What to work on: Restate the records below word for word.

Extracted records:
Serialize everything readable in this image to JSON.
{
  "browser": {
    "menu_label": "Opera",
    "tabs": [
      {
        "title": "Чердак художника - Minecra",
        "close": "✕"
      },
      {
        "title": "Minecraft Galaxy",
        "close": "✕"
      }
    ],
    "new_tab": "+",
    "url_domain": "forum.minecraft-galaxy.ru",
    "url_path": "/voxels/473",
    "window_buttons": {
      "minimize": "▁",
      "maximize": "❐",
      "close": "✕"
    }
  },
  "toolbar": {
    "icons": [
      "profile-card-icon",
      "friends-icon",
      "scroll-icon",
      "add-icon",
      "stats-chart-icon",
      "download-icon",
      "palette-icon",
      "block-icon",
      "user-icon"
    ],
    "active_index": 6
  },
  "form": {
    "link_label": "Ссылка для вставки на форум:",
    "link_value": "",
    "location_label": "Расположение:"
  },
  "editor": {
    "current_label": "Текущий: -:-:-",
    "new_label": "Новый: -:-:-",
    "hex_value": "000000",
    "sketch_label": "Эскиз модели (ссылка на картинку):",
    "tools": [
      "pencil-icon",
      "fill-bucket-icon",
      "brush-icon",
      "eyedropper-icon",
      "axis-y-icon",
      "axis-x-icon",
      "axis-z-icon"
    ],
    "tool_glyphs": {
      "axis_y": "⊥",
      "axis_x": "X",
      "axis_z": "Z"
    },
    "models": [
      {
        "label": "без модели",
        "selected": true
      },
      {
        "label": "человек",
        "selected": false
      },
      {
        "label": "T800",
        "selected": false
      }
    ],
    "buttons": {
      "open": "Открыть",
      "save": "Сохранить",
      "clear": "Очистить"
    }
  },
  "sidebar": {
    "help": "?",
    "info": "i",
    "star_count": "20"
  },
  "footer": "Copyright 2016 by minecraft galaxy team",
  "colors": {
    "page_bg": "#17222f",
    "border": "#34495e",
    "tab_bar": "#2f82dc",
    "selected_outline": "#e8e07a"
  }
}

Solved problem:
Serialize everything readable in this image to JSON.
{
  "browser": {
    "menu_label": "Opera",
    "tabs": [
      {
        "title": "Чердак художника - Minecra",
        "close": "✕"
      },
      {
        "title": "Minecraft Galaxy",
        "close": "✕"
      }
    ],
    "new_tab": "+",
    "url_domain": "forum.minecraft-galaxy.ru",
    "url_path": "/voxels/473",
    "window_buttons": {
      "minimize": "▁",
      "maximize": "❐",
      "close": "✕"
    }
  },
  "toolbar": {
    "icons": [
      "profile-card-icon",
      "friends-icon",
      "scroll-icon",
      "add-icon",
      "stats-chart-icon",
      "download-icon",
      "palette-icon",
      "block-icon",
      "user-icon"
    ],
    "active_index": 6
  },
  "form": {
    "link_label": "Ссылка для вставки на форум:",
    "link_value": "",
    "location_label": "Расположение:"
  },
  "editor": {
    "current_label": "Текущий: -:-:-",
    "new_label": "Новый: -:-:-",
    "hex_value": "000000",
    "sketch_label": "Эскиз модели (ссылка на картинку):",
    "tools": [
      "pencil-icon",
      "fill-bucket-icon",
      "brush-icon",
      "eyedropper-icon",
      "axis-y-icon",
      "axis-x-icon",
      "axis-z-icon"
    ],
    "tool_glyphs": {
      "axis_y": "⊥",
      "axis_x": "X",
      "axis_z": "Z"
    },
    "models": [
      {
        "label": "без модели",
        "selected": true
      },
      {
        "label": "человек",
        "selected": false
      },
      {
        "label": "T800",
        "selected": false
      }
    ],
    "buttons": {
      "open": "Открыть",
      "save": "Сохранить",
      "clear": "Очистить"
    }
  },
  "sidebar": {
    "help": "?",
    "info": "i",
    "star_count": "20"
  },
  "footer": "Copyright 2016 by minecraft galaxy team",
  "colors": {
    "page_bg": "#17222f",
    "border": "#34495e",
    "tab_bar": "#2f82dc",
    "selected_outline": "#e8e07a"
  }
}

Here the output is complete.